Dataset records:
___
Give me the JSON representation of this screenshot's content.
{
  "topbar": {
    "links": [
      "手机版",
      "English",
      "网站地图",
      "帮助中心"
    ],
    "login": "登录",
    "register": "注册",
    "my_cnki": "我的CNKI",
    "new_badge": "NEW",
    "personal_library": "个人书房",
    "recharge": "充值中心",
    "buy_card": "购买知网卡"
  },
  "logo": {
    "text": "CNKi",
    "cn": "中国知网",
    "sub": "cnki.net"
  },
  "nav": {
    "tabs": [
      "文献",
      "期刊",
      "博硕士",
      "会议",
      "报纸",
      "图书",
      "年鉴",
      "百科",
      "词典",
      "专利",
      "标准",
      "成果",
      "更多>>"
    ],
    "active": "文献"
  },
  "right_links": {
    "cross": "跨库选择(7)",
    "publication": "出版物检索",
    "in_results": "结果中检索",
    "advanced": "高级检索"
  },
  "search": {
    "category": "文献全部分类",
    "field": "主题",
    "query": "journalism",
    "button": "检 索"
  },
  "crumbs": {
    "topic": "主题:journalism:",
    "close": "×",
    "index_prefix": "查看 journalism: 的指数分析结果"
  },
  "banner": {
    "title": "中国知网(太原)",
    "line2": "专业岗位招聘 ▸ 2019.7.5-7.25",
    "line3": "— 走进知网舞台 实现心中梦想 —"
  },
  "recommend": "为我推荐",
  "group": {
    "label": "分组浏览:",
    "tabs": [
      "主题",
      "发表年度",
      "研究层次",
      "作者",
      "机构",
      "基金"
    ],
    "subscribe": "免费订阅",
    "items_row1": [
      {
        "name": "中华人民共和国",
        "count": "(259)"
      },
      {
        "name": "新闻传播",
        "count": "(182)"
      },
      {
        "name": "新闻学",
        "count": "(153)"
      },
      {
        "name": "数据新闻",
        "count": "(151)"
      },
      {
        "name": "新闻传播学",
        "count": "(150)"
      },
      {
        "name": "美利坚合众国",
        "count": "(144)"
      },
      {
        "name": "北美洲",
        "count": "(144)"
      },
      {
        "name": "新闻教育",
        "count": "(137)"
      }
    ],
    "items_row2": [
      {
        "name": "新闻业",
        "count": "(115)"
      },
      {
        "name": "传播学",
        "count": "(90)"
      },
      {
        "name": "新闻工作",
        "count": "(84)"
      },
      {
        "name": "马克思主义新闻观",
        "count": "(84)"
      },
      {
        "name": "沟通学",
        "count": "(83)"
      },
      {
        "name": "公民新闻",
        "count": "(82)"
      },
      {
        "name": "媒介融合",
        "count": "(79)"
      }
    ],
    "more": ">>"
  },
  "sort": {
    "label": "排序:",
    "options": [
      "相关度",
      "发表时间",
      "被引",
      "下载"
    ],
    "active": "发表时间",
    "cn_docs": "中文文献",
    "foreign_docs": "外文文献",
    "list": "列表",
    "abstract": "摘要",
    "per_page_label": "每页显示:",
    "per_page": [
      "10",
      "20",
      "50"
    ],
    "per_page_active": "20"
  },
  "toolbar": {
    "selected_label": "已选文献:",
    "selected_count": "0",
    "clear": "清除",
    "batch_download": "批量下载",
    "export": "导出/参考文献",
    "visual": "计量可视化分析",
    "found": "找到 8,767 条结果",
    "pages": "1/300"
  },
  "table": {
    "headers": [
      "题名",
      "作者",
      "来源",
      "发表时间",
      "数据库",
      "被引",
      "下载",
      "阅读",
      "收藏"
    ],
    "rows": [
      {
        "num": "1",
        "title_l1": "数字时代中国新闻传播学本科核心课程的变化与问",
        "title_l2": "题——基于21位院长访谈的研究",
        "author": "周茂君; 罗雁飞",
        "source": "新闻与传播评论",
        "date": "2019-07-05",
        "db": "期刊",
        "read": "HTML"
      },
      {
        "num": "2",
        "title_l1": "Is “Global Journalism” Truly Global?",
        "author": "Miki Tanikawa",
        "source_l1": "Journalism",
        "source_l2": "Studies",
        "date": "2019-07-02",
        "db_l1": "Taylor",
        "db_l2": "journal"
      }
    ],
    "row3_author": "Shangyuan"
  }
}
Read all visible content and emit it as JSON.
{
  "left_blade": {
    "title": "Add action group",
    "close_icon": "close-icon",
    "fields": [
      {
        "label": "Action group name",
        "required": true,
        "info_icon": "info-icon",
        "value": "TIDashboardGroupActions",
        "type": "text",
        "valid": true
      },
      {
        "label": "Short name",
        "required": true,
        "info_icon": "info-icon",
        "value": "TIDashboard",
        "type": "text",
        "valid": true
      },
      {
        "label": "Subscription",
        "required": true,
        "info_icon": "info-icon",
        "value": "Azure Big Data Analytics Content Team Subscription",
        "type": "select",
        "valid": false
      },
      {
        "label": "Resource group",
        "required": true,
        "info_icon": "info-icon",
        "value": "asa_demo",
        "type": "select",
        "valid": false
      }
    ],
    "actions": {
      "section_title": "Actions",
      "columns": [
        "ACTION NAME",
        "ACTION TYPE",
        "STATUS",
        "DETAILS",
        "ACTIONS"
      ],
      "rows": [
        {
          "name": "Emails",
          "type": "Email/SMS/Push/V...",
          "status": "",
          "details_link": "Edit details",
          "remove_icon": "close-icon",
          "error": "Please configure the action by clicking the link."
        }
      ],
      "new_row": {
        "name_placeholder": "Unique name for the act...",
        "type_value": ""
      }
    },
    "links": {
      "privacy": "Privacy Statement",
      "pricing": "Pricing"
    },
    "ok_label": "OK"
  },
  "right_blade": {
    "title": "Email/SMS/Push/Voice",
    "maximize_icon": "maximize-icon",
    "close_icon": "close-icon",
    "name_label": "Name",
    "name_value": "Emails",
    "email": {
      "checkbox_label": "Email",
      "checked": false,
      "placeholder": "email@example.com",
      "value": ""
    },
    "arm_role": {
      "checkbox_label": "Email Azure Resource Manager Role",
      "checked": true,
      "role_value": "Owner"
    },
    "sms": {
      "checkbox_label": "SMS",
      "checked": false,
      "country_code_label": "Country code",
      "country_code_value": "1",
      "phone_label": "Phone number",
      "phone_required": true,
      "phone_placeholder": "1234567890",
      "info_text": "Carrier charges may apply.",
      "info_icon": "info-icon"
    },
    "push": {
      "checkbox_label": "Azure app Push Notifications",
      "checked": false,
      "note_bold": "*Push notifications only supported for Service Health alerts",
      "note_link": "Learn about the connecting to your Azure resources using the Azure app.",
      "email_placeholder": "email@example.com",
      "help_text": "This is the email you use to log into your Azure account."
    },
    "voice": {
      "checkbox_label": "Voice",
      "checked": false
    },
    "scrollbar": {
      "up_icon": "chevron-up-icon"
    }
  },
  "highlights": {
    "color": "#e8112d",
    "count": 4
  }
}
___
Search the data for the string "example". List each line that has it.

* Full solution
      "placeholder": "email@example.com",
      "email_placeholder": "email@example.com",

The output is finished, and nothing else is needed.